Instructions for the task
Extract each line containing the string "this".

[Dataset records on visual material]

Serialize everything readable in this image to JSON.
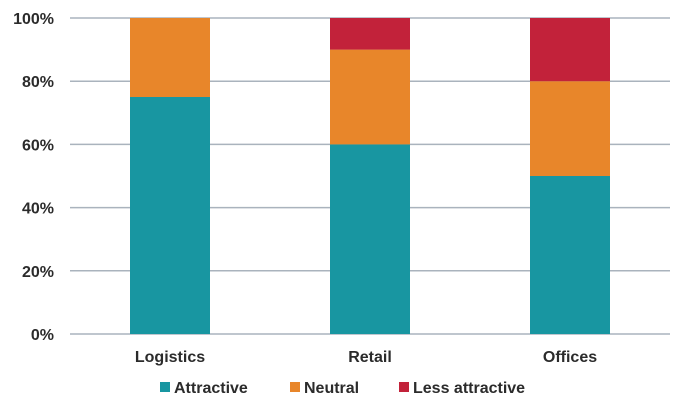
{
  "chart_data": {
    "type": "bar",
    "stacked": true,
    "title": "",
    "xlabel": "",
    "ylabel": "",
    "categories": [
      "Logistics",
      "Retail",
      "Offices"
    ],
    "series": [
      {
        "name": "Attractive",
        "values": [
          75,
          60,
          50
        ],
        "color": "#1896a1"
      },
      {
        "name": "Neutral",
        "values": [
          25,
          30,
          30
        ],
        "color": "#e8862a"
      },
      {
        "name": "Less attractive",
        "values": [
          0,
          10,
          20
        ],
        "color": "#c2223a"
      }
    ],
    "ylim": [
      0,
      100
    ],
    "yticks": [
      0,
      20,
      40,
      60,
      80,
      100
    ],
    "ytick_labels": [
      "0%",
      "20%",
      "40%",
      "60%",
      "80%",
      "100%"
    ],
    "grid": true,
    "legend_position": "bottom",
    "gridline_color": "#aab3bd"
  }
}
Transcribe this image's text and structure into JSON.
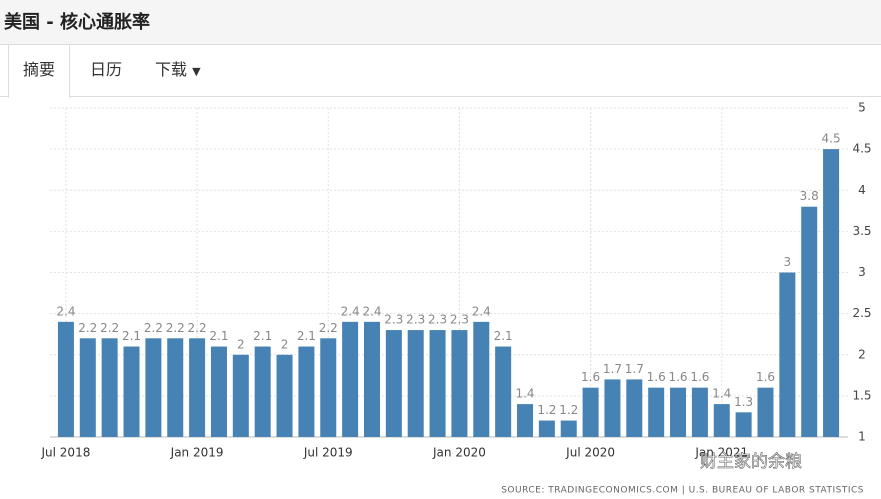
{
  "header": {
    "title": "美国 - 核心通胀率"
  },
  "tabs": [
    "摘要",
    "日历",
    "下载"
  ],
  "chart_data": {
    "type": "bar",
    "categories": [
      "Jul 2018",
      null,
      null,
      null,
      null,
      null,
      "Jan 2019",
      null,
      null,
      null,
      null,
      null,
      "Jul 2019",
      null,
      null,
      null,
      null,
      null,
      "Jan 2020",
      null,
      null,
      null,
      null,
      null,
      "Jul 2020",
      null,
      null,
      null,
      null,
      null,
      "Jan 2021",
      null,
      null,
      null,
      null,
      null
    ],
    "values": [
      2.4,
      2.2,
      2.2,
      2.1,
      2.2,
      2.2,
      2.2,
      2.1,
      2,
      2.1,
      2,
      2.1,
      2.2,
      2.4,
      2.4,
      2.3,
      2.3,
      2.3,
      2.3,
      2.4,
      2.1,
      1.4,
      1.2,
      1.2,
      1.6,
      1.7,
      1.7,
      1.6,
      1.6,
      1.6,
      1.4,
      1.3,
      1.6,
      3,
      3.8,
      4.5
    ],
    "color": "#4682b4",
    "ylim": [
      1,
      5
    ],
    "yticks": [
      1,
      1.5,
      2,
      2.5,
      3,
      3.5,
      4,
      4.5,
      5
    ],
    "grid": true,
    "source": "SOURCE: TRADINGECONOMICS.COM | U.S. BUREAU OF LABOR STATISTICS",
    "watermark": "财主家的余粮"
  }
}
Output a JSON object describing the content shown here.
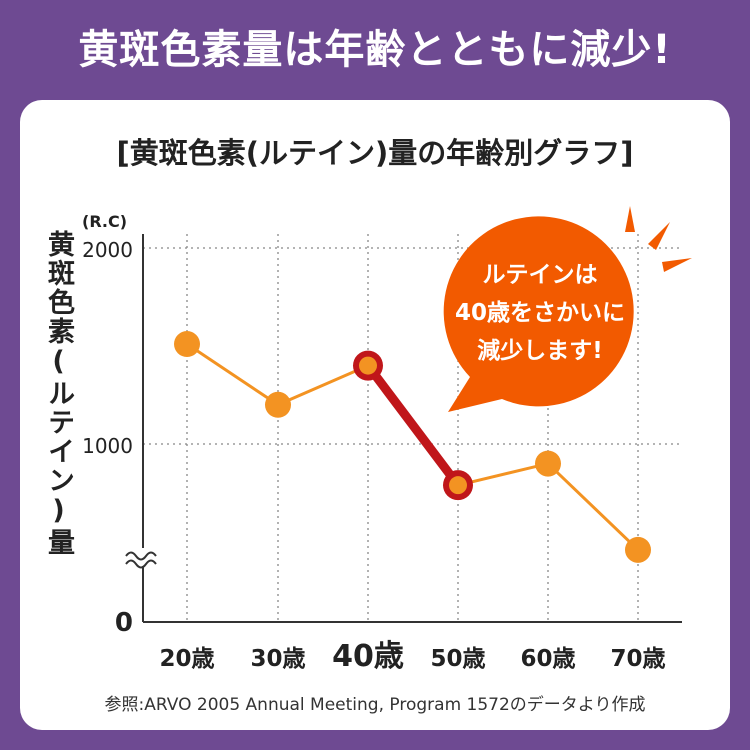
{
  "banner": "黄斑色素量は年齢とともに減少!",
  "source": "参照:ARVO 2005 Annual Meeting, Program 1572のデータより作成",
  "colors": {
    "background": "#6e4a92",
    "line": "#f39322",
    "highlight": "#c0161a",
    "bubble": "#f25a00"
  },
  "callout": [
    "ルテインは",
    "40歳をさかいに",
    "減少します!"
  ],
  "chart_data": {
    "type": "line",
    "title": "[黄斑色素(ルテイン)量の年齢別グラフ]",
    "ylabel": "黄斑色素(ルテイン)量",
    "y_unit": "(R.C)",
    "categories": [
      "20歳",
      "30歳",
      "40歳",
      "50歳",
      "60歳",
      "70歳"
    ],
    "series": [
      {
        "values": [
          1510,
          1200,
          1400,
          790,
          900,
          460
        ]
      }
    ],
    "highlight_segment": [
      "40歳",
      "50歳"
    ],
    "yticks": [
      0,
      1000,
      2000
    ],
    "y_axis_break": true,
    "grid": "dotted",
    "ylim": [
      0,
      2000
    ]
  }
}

Response below
Serialize everything readable in this image to JSON.
Transcribe this image's text and structure into JSON.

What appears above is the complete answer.